◆ **To be done**:
Find how many lines contain "både" and state only that number.
*** Supplied entries
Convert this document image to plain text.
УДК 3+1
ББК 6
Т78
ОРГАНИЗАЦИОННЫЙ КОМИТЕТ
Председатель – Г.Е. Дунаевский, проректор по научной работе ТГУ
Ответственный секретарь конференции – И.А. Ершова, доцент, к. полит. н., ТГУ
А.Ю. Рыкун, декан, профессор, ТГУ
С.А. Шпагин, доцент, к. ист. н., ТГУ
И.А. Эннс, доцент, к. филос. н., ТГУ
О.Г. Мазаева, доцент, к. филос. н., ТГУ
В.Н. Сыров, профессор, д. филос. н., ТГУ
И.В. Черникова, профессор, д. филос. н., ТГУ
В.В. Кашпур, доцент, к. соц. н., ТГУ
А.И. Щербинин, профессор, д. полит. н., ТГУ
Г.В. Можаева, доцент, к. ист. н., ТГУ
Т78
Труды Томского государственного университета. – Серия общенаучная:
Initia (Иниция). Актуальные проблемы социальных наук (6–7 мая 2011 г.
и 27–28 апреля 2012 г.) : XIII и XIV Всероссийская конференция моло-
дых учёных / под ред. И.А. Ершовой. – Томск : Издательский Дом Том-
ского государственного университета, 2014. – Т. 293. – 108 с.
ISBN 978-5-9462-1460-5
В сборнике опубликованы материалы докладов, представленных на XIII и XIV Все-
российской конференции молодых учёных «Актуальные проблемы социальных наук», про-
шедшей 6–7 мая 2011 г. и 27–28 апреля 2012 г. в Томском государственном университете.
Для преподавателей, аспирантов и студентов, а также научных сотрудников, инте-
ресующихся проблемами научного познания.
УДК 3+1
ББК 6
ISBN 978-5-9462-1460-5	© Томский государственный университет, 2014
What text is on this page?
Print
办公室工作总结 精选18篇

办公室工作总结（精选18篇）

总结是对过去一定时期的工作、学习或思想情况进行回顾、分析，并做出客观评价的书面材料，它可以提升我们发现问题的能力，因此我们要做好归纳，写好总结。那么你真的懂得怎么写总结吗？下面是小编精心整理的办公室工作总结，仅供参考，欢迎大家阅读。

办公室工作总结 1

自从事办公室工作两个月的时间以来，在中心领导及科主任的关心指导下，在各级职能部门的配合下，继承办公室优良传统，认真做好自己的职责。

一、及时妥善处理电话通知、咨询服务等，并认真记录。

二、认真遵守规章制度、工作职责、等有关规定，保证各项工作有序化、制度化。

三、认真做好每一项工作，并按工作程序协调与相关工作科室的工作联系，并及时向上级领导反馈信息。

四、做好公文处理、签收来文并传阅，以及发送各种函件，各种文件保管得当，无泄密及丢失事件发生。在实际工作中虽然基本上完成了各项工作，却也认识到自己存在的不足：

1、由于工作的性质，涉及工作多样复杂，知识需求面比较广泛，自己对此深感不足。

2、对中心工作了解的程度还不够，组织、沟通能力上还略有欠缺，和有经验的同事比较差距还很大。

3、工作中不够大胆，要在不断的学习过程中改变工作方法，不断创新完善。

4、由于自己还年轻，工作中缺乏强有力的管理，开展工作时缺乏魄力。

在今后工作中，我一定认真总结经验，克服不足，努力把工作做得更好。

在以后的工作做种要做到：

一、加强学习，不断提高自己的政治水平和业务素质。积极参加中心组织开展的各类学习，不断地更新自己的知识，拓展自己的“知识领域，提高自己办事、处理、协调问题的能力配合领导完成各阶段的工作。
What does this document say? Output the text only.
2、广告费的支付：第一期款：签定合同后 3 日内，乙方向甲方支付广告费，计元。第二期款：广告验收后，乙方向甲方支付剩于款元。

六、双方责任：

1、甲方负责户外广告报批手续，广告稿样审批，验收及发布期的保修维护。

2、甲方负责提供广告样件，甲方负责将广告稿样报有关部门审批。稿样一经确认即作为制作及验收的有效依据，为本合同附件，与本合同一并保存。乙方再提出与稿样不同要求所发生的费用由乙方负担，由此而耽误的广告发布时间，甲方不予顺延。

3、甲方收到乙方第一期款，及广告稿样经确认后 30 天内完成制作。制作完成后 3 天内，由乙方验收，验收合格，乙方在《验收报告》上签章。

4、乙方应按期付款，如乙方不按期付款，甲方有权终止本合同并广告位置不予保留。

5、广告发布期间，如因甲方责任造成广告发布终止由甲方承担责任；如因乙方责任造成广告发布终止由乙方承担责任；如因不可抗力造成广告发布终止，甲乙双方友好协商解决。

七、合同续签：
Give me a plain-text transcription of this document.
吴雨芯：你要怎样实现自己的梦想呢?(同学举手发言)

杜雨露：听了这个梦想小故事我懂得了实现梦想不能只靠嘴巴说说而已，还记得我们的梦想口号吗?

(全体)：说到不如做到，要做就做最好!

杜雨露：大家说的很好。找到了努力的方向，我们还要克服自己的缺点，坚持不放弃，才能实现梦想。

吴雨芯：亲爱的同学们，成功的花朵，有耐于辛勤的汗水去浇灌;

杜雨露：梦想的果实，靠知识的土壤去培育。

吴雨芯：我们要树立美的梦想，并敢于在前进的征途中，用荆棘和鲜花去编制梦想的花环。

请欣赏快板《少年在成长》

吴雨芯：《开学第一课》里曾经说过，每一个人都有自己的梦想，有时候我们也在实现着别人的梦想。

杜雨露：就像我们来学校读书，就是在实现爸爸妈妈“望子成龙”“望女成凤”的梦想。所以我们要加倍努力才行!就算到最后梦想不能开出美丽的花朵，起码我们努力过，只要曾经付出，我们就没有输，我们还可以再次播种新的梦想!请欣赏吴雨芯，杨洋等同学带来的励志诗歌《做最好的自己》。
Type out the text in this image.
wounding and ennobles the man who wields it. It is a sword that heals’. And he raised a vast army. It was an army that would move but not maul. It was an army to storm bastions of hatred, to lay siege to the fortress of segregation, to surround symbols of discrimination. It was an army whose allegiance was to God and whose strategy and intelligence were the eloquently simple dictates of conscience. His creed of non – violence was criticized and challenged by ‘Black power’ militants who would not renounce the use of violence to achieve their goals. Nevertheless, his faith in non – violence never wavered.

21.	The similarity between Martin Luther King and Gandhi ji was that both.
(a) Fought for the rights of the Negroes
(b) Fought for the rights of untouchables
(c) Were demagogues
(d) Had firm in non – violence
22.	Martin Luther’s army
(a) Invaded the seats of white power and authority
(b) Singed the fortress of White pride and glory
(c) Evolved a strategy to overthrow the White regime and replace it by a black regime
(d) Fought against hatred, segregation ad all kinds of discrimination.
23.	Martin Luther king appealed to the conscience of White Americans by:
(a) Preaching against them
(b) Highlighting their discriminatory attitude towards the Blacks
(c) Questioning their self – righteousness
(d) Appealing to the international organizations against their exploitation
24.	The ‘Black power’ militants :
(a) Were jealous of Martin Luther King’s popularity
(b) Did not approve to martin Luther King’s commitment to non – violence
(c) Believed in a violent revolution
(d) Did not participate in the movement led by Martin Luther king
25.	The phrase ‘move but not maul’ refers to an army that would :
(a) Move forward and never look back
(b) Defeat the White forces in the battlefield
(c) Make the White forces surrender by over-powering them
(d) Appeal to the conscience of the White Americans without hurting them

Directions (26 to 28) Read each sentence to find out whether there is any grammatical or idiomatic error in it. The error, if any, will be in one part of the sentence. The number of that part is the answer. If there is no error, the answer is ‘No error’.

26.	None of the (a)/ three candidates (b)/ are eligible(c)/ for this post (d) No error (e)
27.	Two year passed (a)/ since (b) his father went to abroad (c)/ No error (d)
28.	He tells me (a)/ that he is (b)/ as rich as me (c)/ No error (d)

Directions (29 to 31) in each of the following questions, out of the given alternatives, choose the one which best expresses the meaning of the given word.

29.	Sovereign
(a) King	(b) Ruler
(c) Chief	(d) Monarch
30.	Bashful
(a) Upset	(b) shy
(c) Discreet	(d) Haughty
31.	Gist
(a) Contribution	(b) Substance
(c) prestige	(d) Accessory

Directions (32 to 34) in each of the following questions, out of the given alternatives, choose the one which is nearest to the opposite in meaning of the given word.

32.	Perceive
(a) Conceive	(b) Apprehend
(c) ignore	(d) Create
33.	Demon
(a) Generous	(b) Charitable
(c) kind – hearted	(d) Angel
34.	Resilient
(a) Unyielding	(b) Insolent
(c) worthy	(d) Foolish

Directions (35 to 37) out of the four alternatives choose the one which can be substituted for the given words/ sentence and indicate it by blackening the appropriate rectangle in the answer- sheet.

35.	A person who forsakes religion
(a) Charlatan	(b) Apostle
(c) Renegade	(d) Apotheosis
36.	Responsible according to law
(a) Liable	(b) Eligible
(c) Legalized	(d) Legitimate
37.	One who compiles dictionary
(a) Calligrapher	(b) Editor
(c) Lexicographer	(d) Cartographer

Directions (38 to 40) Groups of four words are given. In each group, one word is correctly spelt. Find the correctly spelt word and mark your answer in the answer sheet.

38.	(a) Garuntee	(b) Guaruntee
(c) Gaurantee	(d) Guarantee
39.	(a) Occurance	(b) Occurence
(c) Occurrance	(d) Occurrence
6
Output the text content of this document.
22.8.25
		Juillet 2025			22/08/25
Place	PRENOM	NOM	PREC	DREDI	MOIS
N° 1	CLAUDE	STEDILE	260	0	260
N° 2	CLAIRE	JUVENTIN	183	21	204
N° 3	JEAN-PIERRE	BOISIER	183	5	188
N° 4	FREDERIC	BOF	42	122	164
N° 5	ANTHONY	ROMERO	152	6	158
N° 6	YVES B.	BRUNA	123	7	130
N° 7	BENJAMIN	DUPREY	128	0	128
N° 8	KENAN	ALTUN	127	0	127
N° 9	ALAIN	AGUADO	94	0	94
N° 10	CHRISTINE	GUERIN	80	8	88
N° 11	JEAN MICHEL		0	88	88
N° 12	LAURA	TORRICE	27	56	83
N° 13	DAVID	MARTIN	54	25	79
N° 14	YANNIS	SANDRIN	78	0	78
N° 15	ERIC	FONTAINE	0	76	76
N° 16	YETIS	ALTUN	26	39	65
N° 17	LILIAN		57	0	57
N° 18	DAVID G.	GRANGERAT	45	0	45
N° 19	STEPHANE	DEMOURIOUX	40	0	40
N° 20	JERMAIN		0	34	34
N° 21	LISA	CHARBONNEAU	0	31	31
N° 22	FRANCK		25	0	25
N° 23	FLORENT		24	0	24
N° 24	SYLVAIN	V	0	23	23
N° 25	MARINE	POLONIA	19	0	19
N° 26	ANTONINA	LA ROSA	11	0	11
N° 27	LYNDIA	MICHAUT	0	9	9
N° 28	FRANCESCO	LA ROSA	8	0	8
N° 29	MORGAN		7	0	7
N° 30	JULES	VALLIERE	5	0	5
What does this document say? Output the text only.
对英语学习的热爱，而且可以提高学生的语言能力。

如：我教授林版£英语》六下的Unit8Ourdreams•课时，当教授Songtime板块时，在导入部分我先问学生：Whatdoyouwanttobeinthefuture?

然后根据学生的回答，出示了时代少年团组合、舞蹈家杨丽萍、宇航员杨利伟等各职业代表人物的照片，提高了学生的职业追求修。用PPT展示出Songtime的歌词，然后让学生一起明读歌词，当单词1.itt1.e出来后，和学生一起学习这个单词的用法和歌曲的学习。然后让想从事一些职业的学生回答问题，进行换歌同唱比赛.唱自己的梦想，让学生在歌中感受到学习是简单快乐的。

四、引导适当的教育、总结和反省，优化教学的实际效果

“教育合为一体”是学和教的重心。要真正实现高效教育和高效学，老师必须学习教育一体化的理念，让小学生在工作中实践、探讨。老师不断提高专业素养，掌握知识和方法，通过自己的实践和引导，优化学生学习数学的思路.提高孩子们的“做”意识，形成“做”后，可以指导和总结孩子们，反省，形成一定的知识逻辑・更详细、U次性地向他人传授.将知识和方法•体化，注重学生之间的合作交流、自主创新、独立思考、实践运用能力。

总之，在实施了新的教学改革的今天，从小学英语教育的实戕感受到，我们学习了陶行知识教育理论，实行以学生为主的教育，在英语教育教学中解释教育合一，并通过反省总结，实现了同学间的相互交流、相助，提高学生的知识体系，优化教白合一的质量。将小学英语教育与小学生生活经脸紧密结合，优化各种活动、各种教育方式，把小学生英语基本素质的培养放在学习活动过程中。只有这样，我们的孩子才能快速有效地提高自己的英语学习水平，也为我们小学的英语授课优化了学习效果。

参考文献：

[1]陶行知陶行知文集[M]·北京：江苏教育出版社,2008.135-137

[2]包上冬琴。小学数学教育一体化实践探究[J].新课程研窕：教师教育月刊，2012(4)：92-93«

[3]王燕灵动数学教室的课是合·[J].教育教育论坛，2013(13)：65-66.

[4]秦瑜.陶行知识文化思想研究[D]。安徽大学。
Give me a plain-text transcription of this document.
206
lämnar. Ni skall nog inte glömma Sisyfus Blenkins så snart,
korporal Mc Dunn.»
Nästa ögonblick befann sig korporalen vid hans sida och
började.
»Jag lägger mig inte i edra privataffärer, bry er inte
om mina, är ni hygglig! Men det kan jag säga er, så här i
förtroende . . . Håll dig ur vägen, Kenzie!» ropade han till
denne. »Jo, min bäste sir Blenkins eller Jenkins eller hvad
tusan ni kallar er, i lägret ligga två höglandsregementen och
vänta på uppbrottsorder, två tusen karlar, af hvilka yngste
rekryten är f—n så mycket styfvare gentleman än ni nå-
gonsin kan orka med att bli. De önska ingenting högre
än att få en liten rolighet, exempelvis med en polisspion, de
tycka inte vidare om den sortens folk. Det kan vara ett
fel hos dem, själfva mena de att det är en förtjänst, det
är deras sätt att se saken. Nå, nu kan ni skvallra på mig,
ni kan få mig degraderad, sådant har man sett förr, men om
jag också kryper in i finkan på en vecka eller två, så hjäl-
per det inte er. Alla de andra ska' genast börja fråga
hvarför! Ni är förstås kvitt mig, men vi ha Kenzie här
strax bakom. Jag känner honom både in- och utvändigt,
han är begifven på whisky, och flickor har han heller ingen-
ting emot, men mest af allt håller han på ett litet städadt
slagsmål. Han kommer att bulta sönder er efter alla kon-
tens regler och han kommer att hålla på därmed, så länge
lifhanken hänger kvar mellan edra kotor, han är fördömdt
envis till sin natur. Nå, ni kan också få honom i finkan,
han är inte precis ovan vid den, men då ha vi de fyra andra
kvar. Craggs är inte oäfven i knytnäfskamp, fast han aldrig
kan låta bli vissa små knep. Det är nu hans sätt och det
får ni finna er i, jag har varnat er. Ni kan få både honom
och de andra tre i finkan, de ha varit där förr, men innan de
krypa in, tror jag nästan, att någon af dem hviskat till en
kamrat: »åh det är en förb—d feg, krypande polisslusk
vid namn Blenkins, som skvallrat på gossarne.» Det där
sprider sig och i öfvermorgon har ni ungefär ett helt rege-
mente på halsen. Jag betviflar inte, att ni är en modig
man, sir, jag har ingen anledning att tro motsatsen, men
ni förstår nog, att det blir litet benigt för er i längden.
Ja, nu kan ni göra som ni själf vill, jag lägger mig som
******
◆ **Exercise answer**:
2